**Short problem:** Produce an exact copy of the lines from the line containing "Decode this image" through the last line of the listing below, both ends included, and nothing else.

**Given entries:**
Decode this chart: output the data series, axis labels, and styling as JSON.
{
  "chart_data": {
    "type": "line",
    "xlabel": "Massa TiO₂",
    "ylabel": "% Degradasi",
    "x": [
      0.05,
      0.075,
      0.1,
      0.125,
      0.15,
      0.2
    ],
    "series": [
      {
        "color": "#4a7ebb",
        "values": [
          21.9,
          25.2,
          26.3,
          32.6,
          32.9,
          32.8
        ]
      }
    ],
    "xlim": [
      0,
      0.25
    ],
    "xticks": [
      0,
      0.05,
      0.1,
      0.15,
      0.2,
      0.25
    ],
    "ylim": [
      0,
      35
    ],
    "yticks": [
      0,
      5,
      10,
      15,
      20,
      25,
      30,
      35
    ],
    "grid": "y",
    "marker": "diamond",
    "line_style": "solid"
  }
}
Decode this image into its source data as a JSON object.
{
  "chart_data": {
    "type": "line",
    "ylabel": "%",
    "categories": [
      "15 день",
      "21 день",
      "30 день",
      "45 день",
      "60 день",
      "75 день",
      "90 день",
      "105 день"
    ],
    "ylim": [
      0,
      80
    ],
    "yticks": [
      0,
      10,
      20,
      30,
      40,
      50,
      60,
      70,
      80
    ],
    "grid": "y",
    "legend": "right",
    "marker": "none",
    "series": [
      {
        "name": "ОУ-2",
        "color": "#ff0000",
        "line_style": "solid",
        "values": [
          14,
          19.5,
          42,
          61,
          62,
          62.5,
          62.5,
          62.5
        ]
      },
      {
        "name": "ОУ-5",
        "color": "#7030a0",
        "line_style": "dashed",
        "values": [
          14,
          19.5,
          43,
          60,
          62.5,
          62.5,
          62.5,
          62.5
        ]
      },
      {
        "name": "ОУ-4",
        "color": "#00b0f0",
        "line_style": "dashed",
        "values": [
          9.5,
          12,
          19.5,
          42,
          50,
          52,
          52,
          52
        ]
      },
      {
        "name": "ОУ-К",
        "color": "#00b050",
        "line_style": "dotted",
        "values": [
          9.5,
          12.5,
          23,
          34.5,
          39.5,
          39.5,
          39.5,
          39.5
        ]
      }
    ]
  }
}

**Response:**
Decode this image into its source data as a JSON object.
{
  "chart_data": {
    "type": "line",
    "ylabel": "%",
    "categories": [
      "15 день",
      "21 день",
      "30 день",
      "45 день",
      "60 день",
      "75 день",
      "90 день",
      "105 день"
    ],
    "ylim": [
      0,
      80
    ],
    "yticks": [
      0,
      10,
      20,
      30,
      40,
      50,
      60,
      70,
      80
    ],
    "grid": "y",
    "legend": "right",
    "marker": "none",
    "series": [
      {
        "name": "ОУ-2",
        "color": "#ff0000",
        "line_style": "solid",
        "values": [
          14,
          19.5,
          42,
          61,
          62,
          62.5,
          62.5,
          62.5
        ]
      },
      {
        "name": "ОУ-5",
        "color": "#7030a0",
        "line_style": "dashed",
        "values": [
          14,
          19.5,
          43,
          60,
          62.5,
          62.5,
          62.5,
          62.5
        ]
      },
      {
        "name": "ОУ-4",
        "color": "#00b0f0",
        "line_style": "dashed",
        "values": [
          9.5,
          12,
          19.5,
          42,
          50,
          52,
          52,
          52
        ]
      },
      {
        "name": "ОУ-К",
        "color": "#00b050",
        "line_style": "dotted",
        "values": [
          9.5,
          12.5,
          23,
          34.5,
          39.5,
          39.5,
          39.5,
          39.5
        ]
      }
    ]
  }
}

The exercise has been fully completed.